— START OF Dataset content —
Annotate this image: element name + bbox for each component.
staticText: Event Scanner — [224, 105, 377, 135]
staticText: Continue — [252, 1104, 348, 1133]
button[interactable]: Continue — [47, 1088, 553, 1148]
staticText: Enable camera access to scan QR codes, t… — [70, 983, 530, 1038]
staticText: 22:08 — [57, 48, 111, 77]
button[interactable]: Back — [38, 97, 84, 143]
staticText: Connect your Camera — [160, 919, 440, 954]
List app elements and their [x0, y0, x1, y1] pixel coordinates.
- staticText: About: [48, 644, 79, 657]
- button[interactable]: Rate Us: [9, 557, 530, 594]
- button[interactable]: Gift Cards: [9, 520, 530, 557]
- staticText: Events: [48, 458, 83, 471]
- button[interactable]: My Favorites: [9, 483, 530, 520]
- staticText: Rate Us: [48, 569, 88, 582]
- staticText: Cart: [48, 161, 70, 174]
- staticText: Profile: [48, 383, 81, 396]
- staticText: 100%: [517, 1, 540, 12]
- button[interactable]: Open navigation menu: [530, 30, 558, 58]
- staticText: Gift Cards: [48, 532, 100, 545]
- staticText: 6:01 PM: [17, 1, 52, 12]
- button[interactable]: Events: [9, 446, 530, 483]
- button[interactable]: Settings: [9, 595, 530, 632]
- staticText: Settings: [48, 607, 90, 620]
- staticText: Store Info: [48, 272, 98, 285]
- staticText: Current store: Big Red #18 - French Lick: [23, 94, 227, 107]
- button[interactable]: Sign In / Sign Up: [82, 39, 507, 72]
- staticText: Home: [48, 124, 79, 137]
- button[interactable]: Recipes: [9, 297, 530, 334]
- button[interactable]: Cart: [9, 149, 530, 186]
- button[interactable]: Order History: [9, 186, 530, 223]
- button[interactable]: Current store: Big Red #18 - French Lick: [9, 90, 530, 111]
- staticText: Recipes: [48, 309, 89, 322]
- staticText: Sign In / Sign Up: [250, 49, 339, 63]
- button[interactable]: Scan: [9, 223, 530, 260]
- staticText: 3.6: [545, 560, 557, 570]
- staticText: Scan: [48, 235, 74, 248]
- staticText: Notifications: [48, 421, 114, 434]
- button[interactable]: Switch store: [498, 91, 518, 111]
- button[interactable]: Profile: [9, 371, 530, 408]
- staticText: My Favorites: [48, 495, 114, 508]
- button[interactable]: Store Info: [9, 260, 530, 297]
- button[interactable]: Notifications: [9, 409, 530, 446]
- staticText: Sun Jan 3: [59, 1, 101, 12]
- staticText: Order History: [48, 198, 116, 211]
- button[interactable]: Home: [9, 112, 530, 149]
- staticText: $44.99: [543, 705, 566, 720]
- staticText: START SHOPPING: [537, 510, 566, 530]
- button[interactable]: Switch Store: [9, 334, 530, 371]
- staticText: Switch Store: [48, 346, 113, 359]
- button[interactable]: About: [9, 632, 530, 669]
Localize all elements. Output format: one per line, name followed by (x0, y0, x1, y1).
— END OF Dataset content —
— START OF Dataset content —
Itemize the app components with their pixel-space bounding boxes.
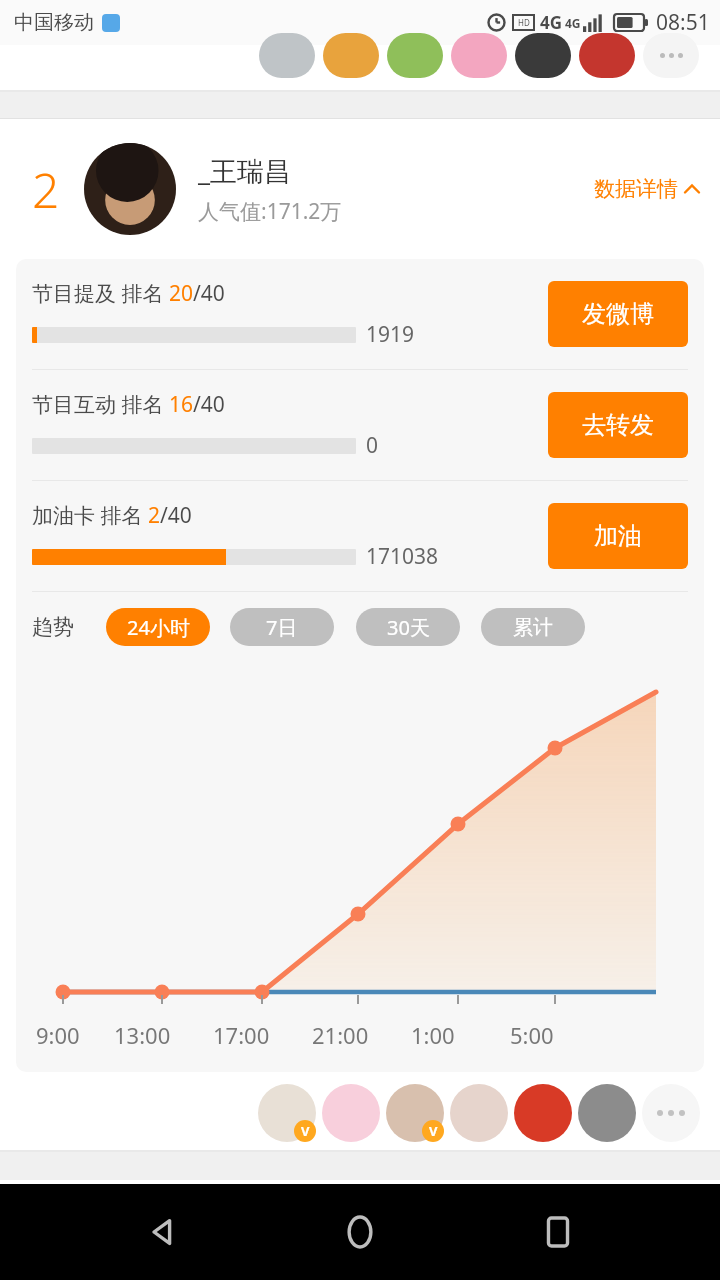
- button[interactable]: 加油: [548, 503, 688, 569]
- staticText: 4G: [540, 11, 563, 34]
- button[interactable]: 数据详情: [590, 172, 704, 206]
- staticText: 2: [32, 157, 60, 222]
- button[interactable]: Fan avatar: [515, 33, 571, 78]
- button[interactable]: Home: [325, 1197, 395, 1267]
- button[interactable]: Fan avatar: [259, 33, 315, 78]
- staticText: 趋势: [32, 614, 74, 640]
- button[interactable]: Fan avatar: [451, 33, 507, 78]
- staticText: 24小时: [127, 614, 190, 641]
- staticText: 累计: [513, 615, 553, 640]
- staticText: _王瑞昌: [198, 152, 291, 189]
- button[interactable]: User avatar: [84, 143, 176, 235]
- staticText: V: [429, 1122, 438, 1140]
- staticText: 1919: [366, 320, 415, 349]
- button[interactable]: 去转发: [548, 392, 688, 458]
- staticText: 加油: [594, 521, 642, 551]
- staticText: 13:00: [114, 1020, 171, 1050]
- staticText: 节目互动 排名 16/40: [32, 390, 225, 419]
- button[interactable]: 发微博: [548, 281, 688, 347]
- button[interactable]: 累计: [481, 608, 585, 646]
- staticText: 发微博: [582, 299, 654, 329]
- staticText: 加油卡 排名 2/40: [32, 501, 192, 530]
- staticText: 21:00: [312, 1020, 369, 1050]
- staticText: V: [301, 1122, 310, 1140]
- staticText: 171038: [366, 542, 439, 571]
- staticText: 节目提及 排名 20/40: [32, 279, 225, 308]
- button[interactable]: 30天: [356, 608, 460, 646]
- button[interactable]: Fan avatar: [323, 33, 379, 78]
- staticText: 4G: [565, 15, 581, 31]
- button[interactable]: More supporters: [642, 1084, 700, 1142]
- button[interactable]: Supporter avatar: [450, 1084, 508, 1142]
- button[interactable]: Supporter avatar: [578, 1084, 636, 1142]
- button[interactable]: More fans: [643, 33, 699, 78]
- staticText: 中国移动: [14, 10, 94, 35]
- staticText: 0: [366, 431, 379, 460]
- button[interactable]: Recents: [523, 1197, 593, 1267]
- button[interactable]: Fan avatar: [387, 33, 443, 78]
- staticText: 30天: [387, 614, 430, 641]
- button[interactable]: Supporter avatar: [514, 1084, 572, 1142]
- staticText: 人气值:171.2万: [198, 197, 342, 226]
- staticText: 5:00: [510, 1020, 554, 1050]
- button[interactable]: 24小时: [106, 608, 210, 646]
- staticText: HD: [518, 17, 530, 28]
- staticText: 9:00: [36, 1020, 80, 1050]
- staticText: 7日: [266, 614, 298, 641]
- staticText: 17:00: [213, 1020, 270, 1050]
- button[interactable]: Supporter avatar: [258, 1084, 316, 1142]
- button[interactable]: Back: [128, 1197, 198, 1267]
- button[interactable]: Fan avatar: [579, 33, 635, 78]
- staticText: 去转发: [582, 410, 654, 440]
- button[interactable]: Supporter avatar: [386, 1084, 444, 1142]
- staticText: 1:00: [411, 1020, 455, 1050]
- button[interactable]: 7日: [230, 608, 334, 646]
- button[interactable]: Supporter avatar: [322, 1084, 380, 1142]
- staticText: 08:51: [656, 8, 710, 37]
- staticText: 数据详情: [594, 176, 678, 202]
— END OF Dataset content —
§ Stated task
How many lines in the data above contain the string "History"? Reply with the number alone.

§ Full solution
2